-- start of INFORMATION SHOWN --
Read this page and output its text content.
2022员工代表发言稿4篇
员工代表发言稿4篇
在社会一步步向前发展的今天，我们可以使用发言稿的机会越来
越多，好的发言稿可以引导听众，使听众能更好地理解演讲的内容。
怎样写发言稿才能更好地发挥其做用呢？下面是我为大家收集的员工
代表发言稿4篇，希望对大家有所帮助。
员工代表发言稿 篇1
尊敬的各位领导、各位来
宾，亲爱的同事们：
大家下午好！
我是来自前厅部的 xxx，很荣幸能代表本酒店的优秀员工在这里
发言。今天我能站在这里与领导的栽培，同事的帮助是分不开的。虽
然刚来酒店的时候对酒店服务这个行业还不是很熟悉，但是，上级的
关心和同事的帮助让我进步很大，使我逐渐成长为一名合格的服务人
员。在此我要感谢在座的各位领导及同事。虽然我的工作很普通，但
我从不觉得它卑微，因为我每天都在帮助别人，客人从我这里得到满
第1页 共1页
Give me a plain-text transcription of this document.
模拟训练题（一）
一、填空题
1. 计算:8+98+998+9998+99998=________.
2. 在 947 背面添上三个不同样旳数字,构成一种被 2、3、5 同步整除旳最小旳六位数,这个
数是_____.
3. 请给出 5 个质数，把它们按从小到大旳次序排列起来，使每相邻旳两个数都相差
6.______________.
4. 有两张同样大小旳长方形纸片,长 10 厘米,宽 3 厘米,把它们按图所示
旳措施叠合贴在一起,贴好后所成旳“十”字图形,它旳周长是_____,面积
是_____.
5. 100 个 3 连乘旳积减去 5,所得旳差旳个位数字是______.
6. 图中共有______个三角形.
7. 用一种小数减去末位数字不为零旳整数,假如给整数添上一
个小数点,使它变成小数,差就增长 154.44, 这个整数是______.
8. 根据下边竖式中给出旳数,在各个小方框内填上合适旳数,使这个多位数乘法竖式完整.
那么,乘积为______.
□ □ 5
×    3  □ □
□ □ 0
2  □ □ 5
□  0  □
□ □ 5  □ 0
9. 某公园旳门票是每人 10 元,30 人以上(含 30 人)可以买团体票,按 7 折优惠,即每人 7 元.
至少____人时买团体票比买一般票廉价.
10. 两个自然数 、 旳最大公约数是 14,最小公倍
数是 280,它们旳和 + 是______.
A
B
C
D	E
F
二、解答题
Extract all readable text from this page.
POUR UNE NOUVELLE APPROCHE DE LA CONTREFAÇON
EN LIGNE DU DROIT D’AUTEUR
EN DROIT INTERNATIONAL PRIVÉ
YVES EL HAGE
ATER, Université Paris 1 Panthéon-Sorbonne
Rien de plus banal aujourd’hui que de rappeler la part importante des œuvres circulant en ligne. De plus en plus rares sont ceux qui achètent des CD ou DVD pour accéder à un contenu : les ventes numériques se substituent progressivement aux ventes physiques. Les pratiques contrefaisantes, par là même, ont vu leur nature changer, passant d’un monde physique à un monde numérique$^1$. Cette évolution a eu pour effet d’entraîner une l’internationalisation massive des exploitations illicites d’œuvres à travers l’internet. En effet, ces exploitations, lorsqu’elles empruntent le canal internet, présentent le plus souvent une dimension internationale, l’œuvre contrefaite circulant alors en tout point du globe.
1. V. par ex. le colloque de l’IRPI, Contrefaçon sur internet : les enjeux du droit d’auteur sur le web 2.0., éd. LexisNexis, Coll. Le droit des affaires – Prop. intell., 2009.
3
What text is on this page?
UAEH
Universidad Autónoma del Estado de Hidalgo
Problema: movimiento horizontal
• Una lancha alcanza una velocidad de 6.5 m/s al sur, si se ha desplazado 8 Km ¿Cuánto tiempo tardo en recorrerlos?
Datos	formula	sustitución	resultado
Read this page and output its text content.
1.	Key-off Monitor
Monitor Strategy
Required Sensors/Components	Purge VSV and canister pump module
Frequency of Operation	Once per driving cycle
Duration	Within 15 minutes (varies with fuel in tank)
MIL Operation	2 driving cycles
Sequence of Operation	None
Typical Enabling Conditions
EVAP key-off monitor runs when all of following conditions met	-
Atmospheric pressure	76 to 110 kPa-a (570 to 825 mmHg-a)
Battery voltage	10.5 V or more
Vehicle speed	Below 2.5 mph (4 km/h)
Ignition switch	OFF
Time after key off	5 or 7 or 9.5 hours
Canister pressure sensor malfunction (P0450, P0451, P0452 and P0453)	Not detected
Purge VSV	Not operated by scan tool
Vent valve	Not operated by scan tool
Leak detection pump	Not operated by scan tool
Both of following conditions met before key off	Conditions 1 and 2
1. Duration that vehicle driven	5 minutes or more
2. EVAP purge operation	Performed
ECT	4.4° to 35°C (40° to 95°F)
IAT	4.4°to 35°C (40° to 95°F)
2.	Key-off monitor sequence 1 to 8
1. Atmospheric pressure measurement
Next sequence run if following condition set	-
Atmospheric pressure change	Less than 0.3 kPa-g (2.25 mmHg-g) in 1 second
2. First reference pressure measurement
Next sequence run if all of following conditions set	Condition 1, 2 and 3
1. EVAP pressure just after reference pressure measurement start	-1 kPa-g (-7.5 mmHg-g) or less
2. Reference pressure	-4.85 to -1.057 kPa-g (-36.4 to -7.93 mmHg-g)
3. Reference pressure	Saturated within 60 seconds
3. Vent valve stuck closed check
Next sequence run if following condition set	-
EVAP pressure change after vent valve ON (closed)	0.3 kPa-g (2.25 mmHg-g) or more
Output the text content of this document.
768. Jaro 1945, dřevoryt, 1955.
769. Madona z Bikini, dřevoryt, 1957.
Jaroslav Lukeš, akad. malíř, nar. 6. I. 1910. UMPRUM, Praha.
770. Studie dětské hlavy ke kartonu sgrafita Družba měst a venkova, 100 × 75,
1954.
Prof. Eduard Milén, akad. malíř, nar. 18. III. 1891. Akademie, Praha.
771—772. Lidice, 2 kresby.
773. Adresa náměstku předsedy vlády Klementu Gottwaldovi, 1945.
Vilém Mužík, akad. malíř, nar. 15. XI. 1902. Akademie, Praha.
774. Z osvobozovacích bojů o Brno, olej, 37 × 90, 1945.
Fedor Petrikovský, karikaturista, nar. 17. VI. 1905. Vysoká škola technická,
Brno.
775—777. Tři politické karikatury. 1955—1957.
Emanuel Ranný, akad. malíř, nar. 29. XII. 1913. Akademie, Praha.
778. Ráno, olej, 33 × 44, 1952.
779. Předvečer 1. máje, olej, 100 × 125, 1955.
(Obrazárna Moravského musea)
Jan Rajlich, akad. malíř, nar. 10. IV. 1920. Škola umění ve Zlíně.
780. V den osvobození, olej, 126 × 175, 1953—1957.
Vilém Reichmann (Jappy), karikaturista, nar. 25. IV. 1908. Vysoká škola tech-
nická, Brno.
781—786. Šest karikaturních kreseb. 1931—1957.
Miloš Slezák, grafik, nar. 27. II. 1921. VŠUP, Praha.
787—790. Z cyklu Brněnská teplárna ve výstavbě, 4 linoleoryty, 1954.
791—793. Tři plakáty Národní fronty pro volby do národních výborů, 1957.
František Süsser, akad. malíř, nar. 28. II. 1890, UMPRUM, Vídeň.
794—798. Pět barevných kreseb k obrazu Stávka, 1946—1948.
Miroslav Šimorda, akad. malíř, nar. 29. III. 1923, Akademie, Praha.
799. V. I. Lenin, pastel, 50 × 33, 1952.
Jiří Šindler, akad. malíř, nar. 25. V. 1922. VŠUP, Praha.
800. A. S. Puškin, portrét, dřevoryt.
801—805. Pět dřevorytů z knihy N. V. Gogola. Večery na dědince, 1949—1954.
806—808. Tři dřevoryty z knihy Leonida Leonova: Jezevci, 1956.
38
-- end of INFORMATION SHOWN --
WHAT TO DO =>
Pull every line containing "following" from the material above.

RESULT OF THE EXERCISE =>
EVAP key-off monitor runs when all of following conditions met	-
Both of following conditions met before key off	Conditions 1 and 2
Next sequence run if following condition set	-
Next sequence run if all of following conditions set	Condition 1, 2 and 3
Next sequence run if following condition set	-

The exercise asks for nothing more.